-- Exercise goal --
Reproduce every line of the listing as written, apart from the pictures.

— start Information shown —

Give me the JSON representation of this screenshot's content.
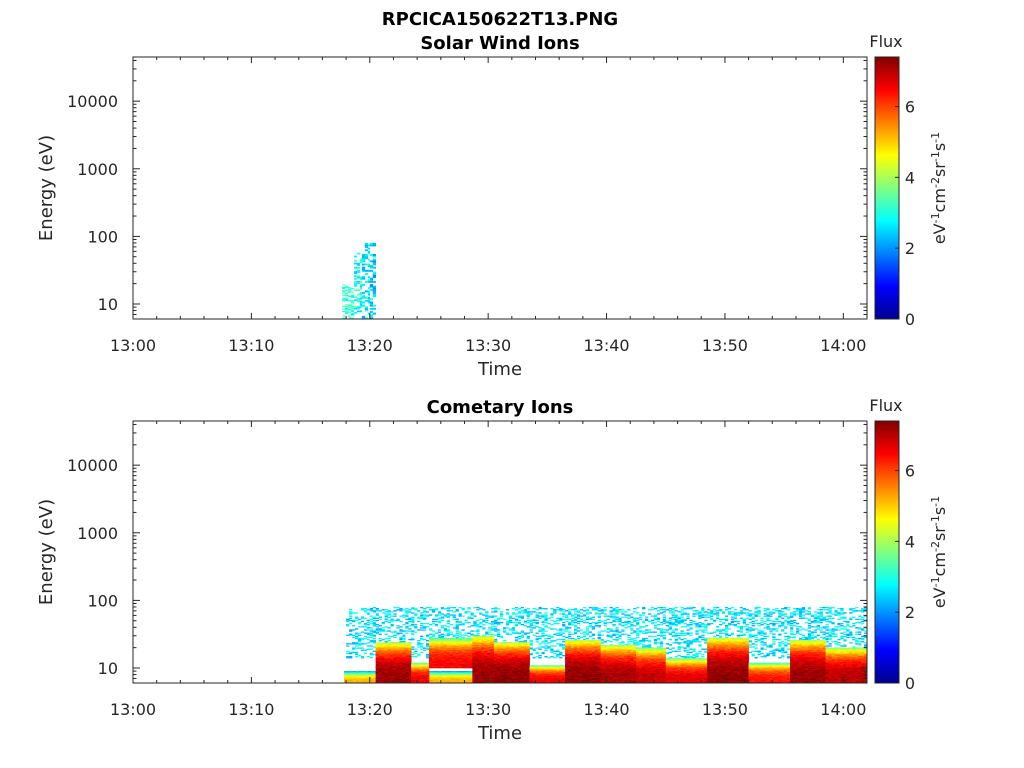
{
  "figure_title": "RPCICA150622T13.PNG",
  "colorbar": {
    "label": "Flux",
    "units_parts": [
      {
        "t": "eV",
        "sup": false
      },
      {
        "t": "-1",
        "sup": true
      },
      {
        "t": "cm",
        "sup": false
      },
      {
        "t": "-2",
        "sup": true
      },
      {
        "t": "sr",
        "sup": false
      },
      {
        "t": "-1",
        "sup": true
      },
      {
        "t": "s",
        "sup": false
      },
      {
        "t": "-1",
        "sup": true
      }
    ],
    "range": [
      0,
      7.4
    ],
    "ticks": [
      "0",
      "2",
      "4",
      "6"
    ],
    "colormap": "jet"
  },
  "chart_data": [
    {
      "type": "heatmap",
      "title": "Solar Wind Ions",
      "xlabel": "Time",
      "ylabel": "Energy (eV)",
      "xlim": [
        "13:00",
        "14:02"
      ],
      "ylim": [
        6,
        45000
      ],
      "yscale": "log",
      "x_ticks": [
        "13:00",
        "13:10",
        "13:20",
        "13:30",
        "13:40",
        "13:50",
        "14:00"
      ],
      "y_ticks": [
        "10",
        "100",
        "1000",
        "10000"
      ],
      "grid": false,
      "blocks": [
        {
          "t0": "13:17:40",
          "t1": "13:18:40",
          "e0": 6,
          "e1": 20,
          "v": 3.1
        },
        {
          "t0": "13:18:40",
          "t1": "13:19:20",
          "e0": 6,
          "e1": 60,
          "v": 2.9
        },
        {
          "t0": "13:19:20",
          "t1": "13:20:00",
          "e0": 6,
          "e1": 80,
          "v": 2.6
        },
        {
          "t0": "13:20:00",
          "t1": "13:20:30",
          "e0": 6,
          "e1": 80,
          "v": 2.4
        }
      ]
    },
    {
      "type": "heatmap",
      "title": "Cometary Ions",
      "xlabel": "Time",
      "ylabel": "Energy (eV)",
      "xlim": [
        "13:00",
        "14:02"
      ],
      "ylim": [
        6,
        45000
      ],
      "yscale": "log",
      "x_ticks": [
        "13:00",
        "13:10",
        "13:20",
        "13:30",
        "13:40",
        "13:50",
        "14:00"
      ],
      "y_ticks": [
        "10",
        "100",
        "1000",
        "10000"
      ],
      "grid": false,
      "noise": {
        "t0": "13:18:00",
        "t1": "14:02:00",
        "e0": 14,
        "e1": 80,
        "v": 2.6
      },
      "baseline": {
        "t0": "13:17:50",
        "t1": "14:02:00",
        "e0": 6,
        "e1": 9,
        "v": 5.2
      },
      "blocks": [
        {
          "t0": "13:20:30",
          "t1": "13:23:30",
          "e0": 6,
          "e1": 24,
          "v": 7.2
        },
        {
          "t0": "13:23:30",
          "t1": "13:25:00",
          "e0": 6,
          "e1": 12,
          "v": 6.6
        },
        {
          "t0": "13:25:00",
          "t1": "13:29:00",
          "e0": 10,
          "e1": 28,
          "v": 6.5
        },
        {
          "t0": "13:28:40",
          "t1": "13:30:30",
          "e0": 6,
          "e1": 30,
          "v": 7.2
        },
        {
          "t0": "13:30:30",
          "t1": "13:33:30",
          "e0": 6,
          "e1": 24,
          "v": 7.3
        },
        {
          "t0": "13:33:30",
          "t1": "13:36:30",
          "e0": 6,
          "e1": 11,
          "v": 6.6
        },
        {
          "t0": "13:36:30",
          "t1": "13:39:30",
          "e0": 6,
          "e1": 26,
          "v": 7.3
        },
        {
          "t0": "13:39:30",
          "t1": "13:42:30",
          "e0": 6,
          "e1": 22,
          "v": 7.1
        },
        {
          "t0": "13:42:30",
          "t1": "13:45:00",
          "e0": 6,
          "e1": 20,
          "v": 6.9
        },
        {
          "t0": "13:45:00",
          "t1": "13:48:30",
          "e0": 6,
          "e1": 14,
          "v": 6.7
        },
        {
          "t0": "13:48:30",
          "t1": "13:52:00",
          "e0": 6,
          "e1": 28,
          "v": 7.3
        },
        {
          "t0": "13:52:00",
          "t1": "13:55:30",
          "e0": 6,
          "e1": 12,
          "v": 6.4
        },
        {
          "t0": "13:55:30",
          "t1": "13:58:30",
          "e0": 6,
          "e1": 26,
          "v": 7.2
        },
        {
          "t0": "13:58:30",
          "t1": "14:02:00",
          "e0": 6,
          "e1": 20,
          "v": 7.0
        }
      ]
    }
  ]
}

— end Information shown —

-- Reply --
Give me the JSON representation of this screenshot's content.
{
  "figure_title": "RPCICA150622T13.PNG",
  "colorbar": {
    "label": "Flux",
    "units_parts": [
      {
        "t": "eV",
        "sup": false
      },
      {
        "t": "-1",
        "sup": true
      },
      {
        "t": "cm",
        "sup": false
      },
      {
        "t": "-2",
        "sup": true
      },
      {
        "t": "sr",
        "sup": false
      },
      {
        "t": "-1",
        "sup": true
      },
      {
        "t": "s",
        "sup": false
      },
      {
        "t": "-1",
        "sup": true
      }
    ],
    "range": [
      0,
      7.4
    ],
    "ticks": [
      "0",
      "2",
      "4",
      "6"
    ],
    "colormap": "jet"
  },
  "chart_data": [
    {
      "type": "heatmap",
      "title": "Solar Wind Ions",
      "xlabel": "Time",
      "ylabel": "Energy (eV)",
      "xlim": [
        "13:00",
        "14:02"
      ],
      "ylim": [
        6,
        45000
      ],
      "yscale": "log",
      "x_ticks": [
        "13:00",
        "13:10",
        "13:20",
        "13:30",
        "13:40",
        "13:50",
        "14:00"
      ],
      "y_ticks": [
        "10",
        "100",
        "1000",
        "10000"
      ],
      "grid": false,
      "blocks": [
        {
          "t0": "13:17:40",
          "t1": "13:18:40",
          "e0": 6,
          "e1": 20,
          "v": 3.1
        },
        {
          "t0": "13:18:40",
          "t1": "13:19:20",
          "e0": 6,
          "e1": 60,
          "v": 2.9
        },
        {
          "t0": "13:19:20",
          "t1": "13:20:00",
          "e0": 6,
          "e1": 80,
          "v": 2.6
        },
        {
          "t0": "13:20:00",
          "t1": "13:20:30",
          "e0": 6,
          "e1": 80,
          "v": 2.4
        }
      ]
    },
    {
      "type": "heatmap",
      "title": "Cometary Ions",
      "xlabel": "Time",
      "ylabel": "Energy (eV)",
      "xlim": [
        "13:00",
        "14:02"
      ],
      "ylim": [
        6,
        45000
      ],
      "yscale": "log",
      "x_ticks": [
        "13:00",
        "13:10",
        "13:20",
        "13:30",
        "13:40",
        "13:50",
        "14:00"
      ],
      "y_ticks": [
        "10",
        "100",
        "1000",
        "10000"
      ],
      "grid": false,
      "noise": {
        "t0": "13:18:00",
        "t1": "14:02:00",
        "e0": 14,
        "e1": 80,
        "v": 2.6
      },
      "baseline": {
        "t0": "13:17:50",
        "t1": "14:02:00",
        "e0": 6,
        "e1": 9,
        "v": 5.2
      },
      "blocks": [
        {
          "t0": "13:20:30",
          "t1": "13:23:30",
          "e0": 6,
          "e1": 24,
          "v": 7.2
        },
        {
          "t0": "13:23:30",
          "t1": "13:25:00",
          "e0": 6,
          "e1": 12,
          "v": 6.6
        },
        {
          "t0": "13:25:00",
          "t1": "13:29:00",
          "e0": 10,
          "e1": 28,
          "v": 6.5
        },
        {
          "t0": "13:28:40",
          "t1": "13:30:30",
          "e0": 6,
          "e1": 30,
          "v": 7.2
        },
        {
          "t0": "13:30:30",
          "t1": "13:33:30",
          "e0": 6,
          "e1": 24,
          "v": 7.3
        },
        {
          "t0": "13:33:30",
          "t1": "13:36:30",
          "e0": 6,
          "e1": 11,
          "v": 6.6
        },
        {
          "t0": "13:36:30",
          "t1": "13:39:30",
          "e0": 6,
          "e1": 26,
          "v": 7.3
        },
        {
          "t0": "13:39:30",
          "t1": "13:42:30",
          "e0": 6,
          "e1": 22,
          "v": 7.1
        },
        {
          "t0": "13:42:30",
          "t1": "13:45:00",
          "e0": 6,
          "e1": 20,
          "v": 6.9
        },
        {
          "t0": "13:45:00",
          "t1": "13:48:30",
          "e0": 6,
          "e1": 14,
          "v": 6.7
        },
        {
          "t0": "13:48:30",
          "t1": "13:52:00",
          "e0": 6,
          "e1": 28,
          "v": 7.3
        },
        {
          "t0": "13:52:00",
          "t1": "13:55:30",
          "e0": 6,
          "e1": 12,
          "v": 6.4
        },
        {
          "t0": "13:55:30",
          "t1": "13:58:30",
          "e0": 6,
          "e1": 26,
          "v": 7.2
        },
        {
          "t0": "13:58:30",
          "t1": "14:02:00",
          "e0": 6,
          "e1": 20,
          "v": 7.0
        }
      ]
    }
  ]
}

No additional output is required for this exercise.